“For me, personally, and for a few other girls, we’re kind of fed up with Tipperary being intermediate and that mind-set of accepting second best.”
2018 saw Aishling Moloney and the Tipperary Ladies crowned the Lidl Division 2 champions. 2019 had Tipp mixing it in Division 1, staying up and winning the All-Ireland Intermediate title.
2020 is all about kicking on again and there is no better place to start than taking on reigning All-Ireland senior champions Dublin, on January 26.
“Something that drives us forward,” Moloney tells SportsJOE, “is to get up to senior and make a name for ourselves. If you start winning and playing well, you’re going to earn respect within the county.
“If you look at our hurlers, they probably got abused last year for playing poorly. They came back, won an All-Ireland and everybody loves them. It’s gas the way it goes. But we have to put on a spectacle, perform and start winning games to be respected across the country, and within Tipperary.”
The Premier County have lost Niamh Lonergan to retirement, leaving 27-year-old Samantha Lambert as the county’s most experienced player. “Everyone else in the team is under 23 and I’m considered one of the older ones. I’m nearly the nan now at this stage! Sam’s ruining it for us and bringing up the age difference so we want to get rid of her!
“No, she’s great and she’s not going anywhere. But we’ve a lot of young girls in again this year and it’s probably just a work in progress.”
With Lonergan retired and two of the county’s best players playing Australian Football League (Aussie Rules), the 21-year-old Moloney rebuffed offers from ‘a few’ Australian teams to come out for the 2020 season. Every county is losing footballers, says Moloney, and it is just a fact of life.

**EXTRACTED MATERIAL:**

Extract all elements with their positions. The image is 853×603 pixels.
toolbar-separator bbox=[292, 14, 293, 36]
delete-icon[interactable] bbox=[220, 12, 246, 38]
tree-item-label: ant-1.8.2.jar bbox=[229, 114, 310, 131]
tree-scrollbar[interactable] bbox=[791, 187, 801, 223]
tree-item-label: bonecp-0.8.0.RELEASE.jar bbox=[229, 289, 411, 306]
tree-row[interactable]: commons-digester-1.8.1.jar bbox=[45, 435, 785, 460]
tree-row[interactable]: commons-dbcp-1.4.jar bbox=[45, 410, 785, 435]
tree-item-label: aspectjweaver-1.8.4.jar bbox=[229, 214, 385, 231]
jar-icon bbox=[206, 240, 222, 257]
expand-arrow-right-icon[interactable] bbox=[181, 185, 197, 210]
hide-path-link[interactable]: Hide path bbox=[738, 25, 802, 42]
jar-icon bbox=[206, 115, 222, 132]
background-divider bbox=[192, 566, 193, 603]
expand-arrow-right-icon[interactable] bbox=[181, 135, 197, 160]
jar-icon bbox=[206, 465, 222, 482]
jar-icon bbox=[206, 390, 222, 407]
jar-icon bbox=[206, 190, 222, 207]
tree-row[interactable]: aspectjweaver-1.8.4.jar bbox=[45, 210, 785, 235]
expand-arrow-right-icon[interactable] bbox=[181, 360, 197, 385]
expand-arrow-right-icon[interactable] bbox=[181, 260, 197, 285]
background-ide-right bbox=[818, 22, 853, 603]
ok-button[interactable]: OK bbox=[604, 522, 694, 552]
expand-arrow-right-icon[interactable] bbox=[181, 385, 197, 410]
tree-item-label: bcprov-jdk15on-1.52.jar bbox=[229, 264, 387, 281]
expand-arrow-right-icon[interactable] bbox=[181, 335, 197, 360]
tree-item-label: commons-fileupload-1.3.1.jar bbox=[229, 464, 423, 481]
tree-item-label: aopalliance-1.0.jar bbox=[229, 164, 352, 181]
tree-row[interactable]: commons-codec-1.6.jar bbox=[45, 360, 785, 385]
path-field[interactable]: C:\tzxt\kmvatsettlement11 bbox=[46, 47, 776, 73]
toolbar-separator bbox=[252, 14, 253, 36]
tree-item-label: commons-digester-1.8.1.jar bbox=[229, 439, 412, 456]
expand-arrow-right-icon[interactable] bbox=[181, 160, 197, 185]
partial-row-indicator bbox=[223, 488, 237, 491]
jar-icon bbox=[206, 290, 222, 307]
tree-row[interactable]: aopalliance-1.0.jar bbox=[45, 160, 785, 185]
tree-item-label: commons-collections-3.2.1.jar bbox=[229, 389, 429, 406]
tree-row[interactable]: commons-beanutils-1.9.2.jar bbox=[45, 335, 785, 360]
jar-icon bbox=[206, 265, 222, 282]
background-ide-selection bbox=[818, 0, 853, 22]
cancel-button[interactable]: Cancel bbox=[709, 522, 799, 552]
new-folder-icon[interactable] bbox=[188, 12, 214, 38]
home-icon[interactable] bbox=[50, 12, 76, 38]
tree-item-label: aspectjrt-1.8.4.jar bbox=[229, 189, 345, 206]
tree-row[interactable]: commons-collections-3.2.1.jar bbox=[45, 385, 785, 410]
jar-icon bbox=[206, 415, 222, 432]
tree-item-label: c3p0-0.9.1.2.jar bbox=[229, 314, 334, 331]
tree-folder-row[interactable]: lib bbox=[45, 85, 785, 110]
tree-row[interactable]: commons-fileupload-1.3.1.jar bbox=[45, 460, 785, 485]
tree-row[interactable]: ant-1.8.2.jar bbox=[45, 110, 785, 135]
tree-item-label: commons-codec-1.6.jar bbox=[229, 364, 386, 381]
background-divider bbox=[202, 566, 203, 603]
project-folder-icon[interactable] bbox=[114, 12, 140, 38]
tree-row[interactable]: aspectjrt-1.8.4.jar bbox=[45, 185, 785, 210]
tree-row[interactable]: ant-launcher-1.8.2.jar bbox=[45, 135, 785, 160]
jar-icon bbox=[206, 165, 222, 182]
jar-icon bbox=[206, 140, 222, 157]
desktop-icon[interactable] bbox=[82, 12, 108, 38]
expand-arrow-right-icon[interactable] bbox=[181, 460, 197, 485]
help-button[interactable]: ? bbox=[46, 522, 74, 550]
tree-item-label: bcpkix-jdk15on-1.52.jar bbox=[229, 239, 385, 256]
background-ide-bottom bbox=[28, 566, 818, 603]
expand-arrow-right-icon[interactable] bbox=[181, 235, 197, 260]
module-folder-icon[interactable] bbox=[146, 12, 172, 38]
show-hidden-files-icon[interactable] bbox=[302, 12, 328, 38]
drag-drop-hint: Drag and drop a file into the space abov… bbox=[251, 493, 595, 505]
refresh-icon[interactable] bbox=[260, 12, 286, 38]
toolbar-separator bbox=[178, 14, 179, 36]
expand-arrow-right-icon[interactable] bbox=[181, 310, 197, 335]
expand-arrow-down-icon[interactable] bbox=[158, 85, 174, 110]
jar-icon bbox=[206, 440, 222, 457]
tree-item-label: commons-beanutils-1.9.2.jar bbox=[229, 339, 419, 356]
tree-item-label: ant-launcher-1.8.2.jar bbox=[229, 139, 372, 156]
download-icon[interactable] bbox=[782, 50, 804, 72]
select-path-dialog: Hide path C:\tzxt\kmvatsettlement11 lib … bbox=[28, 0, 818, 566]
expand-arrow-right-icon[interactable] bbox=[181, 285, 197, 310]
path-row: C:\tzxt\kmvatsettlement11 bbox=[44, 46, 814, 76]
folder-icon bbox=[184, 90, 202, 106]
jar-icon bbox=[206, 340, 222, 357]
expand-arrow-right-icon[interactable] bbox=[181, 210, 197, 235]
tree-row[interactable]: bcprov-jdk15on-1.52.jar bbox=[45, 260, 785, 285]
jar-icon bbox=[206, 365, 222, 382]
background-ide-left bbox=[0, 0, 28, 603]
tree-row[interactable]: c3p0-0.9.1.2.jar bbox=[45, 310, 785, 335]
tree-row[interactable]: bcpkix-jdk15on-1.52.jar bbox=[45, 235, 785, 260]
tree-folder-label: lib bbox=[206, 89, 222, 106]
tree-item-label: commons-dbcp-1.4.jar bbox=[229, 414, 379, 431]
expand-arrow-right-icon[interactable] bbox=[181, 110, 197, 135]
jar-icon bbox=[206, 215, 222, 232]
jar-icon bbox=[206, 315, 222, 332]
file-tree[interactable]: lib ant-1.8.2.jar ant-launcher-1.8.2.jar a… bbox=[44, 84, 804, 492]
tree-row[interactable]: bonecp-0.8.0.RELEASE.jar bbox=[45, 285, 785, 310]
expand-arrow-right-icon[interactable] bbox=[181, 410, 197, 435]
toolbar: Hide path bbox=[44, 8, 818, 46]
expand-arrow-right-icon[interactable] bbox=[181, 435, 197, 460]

**WHAT YOU NEED TO DO:**
- A) In the article about Tipperary ladies football, which team does Tipperary take on first in 2020, and on what date?
- B) Continue the article on Aishling Moloney and the Tipperary ladies footballers from the point where it stops.

**ANSWERS PER TASK:**
- A) Dublin, the reigning All-Ireland senior champions, on January 26.

- B)
“Yeah, we’ve lost two. Aisling McCarthy and Orla O’Dwyer. They’re planning on being back for championship so… hopefully.
“A few teams have lost a few. Other teams are in the same boat as us so that’s something we can’t reflect on too much.”
McCarthy, the 2017 Intermediate Footballer of the Year, is over with Western Bulldogs while O’Dwyer is with Brisbane Lions. The Cahir clubwoman had the opportunity, or opportunities, to head off to Oz but she was not for moving.
Moloney is in her third year of a Physical Education with Biology degree at DCU and as committed to that as she is with doing right by her team and teammates. “Yeah, I’ve been asked alright but that’s not something that’s on my radar at the minute,” she says.
“I’ve college to finish too. Obviously Aisling and Orla are over there and if there were three of us that would end up as a big chunk gone from Tipperary.
“You’re after working so hard to get to where you want to be. So when you’re away, you can’t do anything about it. Whereas if you’re here, you can try kick a few wides or do something; hit a few corner flags! At least you’ve some sort of control when you’re here.
“As one of the older ones in the panel, there are a lot of young ones in year… That isn’t the main reason but there’s probably a combination of reasons. College is probably the main one that’s keeping me from going at the minute, but maybe in the future. I’d kind of like to step away from sport for the year and do a bit of travelling. Although sport plays a massive part in my life, it’s not the be all and end all for me.”
Moloney was at an event, at Lidl’s headquarters in Tallaght, to mark the commencement of the 2020 Lidl National Football Leagues. ‘The Battle of the Champions’, Tipperary and Dublin, will be the first game of the Ladies Gaelic Football Association’s live coverage of the league. A game from each of the seven regulation rounds of league fixtures will be broadcast live on the LGFA’s Facebook page.
For Moloney, there is no better place to start than taking on the reigning All-Ireland senior champs.
“You’re going to learn fairly lively,” she says, “what you need to work on.
“It is what it is. You can’t avoid them and we don’t want to avoid them. We’re up senior now. We have to go as hard as we can at them and do the best we can do, and see what comes out of it.
“That’s the only way we’re going to learn this year, it’s to go at teams and see if we can break them down.”